(Extracted data entries)
——————
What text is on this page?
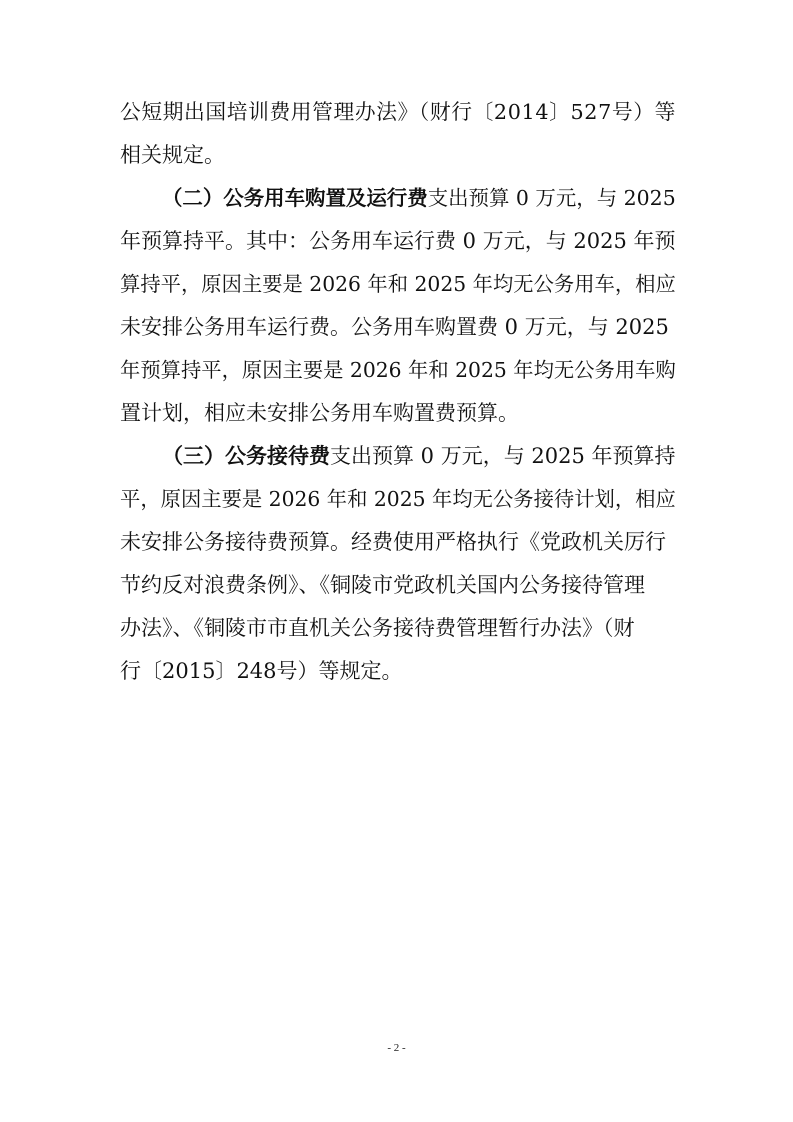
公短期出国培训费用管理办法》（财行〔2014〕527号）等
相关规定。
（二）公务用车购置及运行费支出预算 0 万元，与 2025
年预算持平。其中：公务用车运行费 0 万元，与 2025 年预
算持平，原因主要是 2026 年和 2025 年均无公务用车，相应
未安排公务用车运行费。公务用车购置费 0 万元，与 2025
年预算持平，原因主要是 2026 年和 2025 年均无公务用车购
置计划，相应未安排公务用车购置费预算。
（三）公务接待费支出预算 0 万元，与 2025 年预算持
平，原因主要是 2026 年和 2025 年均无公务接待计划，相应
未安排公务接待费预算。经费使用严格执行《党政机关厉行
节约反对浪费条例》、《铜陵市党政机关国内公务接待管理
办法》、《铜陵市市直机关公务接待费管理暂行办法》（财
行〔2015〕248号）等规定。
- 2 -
——————
Give every line back word for word and leave the pictures out.

What text is on this page?
公短期出国培训费用管理办法》（财行〔2014〕527号）等
相关规定。
（二）公务用车购置及运行费支出预算 0 万元，与 2025
年预算持平。其中：公务用车运行费 0 万元，与 2025 年预
算持平，原因主要是 2026 年和 2025 年均无公务用车，相应
未安排公务用车运行费。公务用车购置费 0 万元，与 2025
年预算持平，原因主要是 2026 年和 2025 年均无公务用车购
置计划，相应未安排公务用车购置费预算。
（三）公务接待费支出预算 0 万元，与 2025 年预算持
平，原因主要是 2026 年和 2025 年均无公务接待计划，相应
未安排公务接待费预算。经费使用严格执行《党政机关厉行
节约反对浪费条例》、《铜陵市党政机关国内公务接待管理
办法》、《铜陵市市直机关公务接待费管理暂行办法》（财
行〔2015〕248号）等规定。
- 2 -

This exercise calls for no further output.